▶ **SELECTED EXTRACT**:
Adopting CodeSonar for Static Code Analysis.
Sypris Solutions is a diversified provider of technology-based outsourced services and specialty products. Sypris performs a wide range of manufacturing and technical services, typically under sole-source contracts with major corporations and government agencies in the markets for aerospace and defense electronics and truck components.
“One of the biggest motivators for us to adopt static code analysis tools was to avoid our customers finding problems before we did. It makes a certification process more streamlined and timely.”
A Member of Sypris’ Engineering Team
Sypris Uses CodeSonar to Streamline Certification of High-Security Devices
Because many embedded systems were initially designed to be used in isolation, they lack the security features that would prevent intrusion across a network and are now becoming the target of cyber attacks. To address this, government agencies, including the National Security Agency (NSA), are developing strict security policies for secure coding requirements and certification, and are looking to companies like Sypris Electronics to adhere to these stringent standards.
For nearly 50 years, Sypris has provided lifecycle Information Assurance solutions, from design through deployment, for the United States Government, International Ministries of Defense, and the top aerospace and defense primes in the world. The Sypris Electronics Information Security Solutions (ISS) division of the company focuses on encryption and electronic key management solutions and devices, cyber security solutions, silicon-based identity authentication, and trusted manufacturing services.
Software developers at Sypris Electronics work in close partnership with their customers and end-users to ensure that the software they develop meets these strict secure coding requirements. In fact, engineers within the government go so far as to visually inspect thousands of lines of code painstakingly, looking for logic that could be exploited by hackers. Fortunately, this is not limited to manual techniques. The use of automated software tools that perform advanced static analysis on source code to uncover risky programming practices is common practice.

▶ **DATA FOR ANALYSIS**:
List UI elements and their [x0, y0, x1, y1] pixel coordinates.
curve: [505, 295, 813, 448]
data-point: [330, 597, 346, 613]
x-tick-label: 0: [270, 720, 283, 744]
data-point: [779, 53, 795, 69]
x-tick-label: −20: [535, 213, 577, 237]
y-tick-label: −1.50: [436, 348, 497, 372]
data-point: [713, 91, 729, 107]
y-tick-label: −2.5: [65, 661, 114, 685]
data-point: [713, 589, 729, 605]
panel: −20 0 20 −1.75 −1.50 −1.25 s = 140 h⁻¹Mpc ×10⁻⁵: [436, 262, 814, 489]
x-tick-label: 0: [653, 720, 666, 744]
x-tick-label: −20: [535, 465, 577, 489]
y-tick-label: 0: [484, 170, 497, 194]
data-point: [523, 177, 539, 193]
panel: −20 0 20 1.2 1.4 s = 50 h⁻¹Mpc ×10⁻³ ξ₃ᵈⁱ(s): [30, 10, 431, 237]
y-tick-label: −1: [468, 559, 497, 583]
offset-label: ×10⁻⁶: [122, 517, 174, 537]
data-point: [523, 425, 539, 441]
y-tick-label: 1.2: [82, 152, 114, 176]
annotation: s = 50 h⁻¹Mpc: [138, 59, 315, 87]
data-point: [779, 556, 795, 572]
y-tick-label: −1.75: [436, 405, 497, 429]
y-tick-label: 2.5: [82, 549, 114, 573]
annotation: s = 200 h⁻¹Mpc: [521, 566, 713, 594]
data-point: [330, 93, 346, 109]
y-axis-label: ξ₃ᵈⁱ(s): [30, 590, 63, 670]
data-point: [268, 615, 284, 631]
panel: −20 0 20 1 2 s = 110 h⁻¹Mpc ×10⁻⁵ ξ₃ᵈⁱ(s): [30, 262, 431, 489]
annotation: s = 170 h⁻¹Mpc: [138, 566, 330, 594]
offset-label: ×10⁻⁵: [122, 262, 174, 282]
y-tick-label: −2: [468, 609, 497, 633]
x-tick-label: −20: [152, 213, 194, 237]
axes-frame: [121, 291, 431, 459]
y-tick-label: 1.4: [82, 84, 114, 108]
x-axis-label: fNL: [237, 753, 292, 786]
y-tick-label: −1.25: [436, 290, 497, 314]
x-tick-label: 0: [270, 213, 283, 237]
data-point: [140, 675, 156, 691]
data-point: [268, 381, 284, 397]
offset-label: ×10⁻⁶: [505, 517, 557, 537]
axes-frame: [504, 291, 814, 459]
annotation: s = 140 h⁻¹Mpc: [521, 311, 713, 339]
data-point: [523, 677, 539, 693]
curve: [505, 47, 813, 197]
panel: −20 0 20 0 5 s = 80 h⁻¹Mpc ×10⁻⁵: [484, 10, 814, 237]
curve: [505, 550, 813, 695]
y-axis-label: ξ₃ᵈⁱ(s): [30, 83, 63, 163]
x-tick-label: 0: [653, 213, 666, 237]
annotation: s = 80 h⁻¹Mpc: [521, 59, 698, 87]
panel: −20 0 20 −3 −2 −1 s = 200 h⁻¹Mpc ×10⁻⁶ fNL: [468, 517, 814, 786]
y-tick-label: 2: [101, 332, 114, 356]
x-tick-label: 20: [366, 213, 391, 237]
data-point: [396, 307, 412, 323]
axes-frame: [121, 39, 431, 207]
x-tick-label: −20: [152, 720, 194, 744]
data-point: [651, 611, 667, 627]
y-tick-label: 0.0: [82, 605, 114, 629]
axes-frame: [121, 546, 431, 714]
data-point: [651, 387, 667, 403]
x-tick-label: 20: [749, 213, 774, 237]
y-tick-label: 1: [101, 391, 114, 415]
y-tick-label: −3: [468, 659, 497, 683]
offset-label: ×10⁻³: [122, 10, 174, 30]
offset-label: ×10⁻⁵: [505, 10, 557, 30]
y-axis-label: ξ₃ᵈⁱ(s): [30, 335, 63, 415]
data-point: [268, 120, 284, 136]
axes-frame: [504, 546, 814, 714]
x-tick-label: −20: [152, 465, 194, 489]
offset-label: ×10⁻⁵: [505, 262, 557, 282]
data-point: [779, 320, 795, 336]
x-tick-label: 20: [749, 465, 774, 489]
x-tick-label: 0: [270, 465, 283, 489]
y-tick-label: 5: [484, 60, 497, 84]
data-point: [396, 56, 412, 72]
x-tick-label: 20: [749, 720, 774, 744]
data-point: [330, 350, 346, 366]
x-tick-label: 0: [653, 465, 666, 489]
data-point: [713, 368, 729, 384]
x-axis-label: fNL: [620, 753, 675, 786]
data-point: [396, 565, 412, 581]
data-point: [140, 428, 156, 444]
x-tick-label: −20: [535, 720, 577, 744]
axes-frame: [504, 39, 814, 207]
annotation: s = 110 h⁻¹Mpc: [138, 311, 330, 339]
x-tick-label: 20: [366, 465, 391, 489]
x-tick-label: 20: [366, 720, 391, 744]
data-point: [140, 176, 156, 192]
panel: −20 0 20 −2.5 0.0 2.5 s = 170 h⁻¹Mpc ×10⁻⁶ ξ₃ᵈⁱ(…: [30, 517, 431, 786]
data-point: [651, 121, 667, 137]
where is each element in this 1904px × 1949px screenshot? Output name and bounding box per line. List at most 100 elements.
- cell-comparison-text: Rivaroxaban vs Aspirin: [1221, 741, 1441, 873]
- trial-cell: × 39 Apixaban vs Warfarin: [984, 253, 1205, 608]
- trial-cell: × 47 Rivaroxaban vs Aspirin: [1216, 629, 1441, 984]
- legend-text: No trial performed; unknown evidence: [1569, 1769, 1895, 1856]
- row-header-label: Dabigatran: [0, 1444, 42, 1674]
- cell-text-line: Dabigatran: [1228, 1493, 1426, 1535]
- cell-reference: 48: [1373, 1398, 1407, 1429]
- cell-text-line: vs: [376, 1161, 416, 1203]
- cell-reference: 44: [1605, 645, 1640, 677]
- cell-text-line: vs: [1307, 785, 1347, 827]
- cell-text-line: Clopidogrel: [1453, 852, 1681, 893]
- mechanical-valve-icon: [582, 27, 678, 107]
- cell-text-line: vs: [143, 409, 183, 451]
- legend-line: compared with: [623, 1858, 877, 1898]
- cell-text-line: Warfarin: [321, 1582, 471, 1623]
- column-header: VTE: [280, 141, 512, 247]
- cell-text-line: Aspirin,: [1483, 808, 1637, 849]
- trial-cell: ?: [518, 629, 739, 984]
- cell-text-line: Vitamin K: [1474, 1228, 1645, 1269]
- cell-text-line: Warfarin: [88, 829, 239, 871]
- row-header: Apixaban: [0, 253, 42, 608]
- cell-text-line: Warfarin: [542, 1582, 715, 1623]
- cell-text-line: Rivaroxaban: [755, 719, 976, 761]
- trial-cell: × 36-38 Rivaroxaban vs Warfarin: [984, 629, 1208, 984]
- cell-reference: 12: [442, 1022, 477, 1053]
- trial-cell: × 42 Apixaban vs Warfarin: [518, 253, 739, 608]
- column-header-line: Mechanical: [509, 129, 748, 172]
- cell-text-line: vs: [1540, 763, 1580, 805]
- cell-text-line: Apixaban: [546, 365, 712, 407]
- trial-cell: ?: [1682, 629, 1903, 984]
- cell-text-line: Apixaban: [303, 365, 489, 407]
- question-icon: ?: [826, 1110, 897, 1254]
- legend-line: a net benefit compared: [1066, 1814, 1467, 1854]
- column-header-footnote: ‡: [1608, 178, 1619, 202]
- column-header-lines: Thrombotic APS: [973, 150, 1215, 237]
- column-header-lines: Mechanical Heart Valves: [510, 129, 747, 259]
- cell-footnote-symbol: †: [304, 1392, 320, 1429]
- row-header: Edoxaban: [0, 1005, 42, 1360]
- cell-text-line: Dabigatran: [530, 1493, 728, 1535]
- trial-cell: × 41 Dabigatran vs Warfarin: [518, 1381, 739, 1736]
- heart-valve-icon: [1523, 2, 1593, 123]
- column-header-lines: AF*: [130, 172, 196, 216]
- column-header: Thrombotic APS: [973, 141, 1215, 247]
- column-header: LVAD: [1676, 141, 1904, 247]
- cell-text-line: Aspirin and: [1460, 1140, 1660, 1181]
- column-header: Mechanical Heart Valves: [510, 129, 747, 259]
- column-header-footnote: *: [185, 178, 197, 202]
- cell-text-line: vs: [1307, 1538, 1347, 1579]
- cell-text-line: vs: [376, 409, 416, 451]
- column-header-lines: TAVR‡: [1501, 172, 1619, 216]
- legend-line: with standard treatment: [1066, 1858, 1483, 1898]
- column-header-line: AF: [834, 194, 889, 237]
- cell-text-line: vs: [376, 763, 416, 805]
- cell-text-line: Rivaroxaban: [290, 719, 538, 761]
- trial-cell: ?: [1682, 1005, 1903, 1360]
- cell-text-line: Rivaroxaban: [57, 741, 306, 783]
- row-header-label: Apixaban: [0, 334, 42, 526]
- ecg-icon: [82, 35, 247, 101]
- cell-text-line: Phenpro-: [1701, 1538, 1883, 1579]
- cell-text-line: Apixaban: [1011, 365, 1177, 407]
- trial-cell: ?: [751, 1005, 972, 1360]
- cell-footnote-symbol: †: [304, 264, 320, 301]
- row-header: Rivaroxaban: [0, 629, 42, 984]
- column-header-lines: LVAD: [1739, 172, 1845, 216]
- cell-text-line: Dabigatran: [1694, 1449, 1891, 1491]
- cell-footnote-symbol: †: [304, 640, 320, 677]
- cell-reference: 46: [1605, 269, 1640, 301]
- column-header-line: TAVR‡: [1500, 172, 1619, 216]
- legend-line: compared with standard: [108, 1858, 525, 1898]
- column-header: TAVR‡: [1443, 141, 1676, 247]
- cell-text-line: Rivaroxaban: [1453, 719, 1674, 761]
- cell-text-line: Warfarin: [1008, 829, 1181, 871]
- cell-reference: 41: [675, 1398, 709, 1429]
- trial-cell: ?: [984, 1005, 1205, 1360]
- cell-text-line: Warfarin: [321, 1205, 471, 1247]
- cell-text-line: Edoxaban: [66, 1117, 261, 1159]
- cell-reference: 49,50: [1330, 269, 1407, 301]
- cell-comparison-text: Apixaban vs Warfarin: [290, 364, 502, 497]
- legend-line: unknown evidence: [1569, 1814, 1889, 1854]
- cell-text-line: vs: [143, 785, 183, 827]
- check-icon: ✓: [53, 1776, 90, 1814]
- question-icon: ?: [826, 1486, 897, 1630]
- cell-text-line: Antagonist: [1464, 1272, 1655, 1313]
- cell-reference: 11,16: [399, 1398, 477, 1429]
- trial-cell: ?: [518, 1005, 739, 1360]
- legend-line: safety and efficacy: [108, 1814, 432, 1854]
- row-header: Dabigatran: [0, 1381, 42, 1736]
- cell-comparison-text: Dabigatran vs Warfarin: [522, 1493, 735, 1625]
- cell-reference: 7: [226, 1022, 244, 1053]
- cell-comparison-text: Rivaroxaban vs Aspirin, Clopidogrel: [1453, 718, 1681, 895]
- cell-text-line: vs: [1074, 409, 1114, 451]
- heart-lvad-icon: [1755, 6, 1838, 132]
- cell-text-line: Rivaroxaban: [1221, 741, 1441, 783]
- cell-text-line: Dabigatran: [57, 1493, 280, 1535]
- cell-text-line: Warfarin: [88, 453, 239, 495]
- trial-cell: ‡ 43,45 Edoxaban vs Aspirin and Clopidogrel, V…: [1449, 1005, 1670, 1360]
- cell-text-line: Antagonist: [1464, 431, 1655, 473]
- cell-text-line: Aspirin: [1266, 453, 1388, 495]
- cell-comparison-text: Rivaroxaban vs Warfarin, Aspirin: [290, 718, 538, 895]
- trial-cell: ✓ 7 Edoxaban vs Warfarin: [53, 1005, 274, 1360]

▶ **TASK GOAL**: Decide whether each statement agrees with the Sypris case study above. Answer yes or no and quote the words from the text that settle it. (a) Sypris has supplied Information Assurance solutions for nearly 50 years. (b) Government engineers check code for exploitable logic by manual inspection alone. (c) Many embedded systems were first designed to operate across a network.

▶ **EXERCISE SOLUTION**:
(a) Yes: "For nearly 50 years, Sypris has provided lifecycle Information Assurance solutions"
(b) No: "Fortunately, this is not limited to manual techniques."
(c) No: "many embedded systems were initially designed to be used in isolation"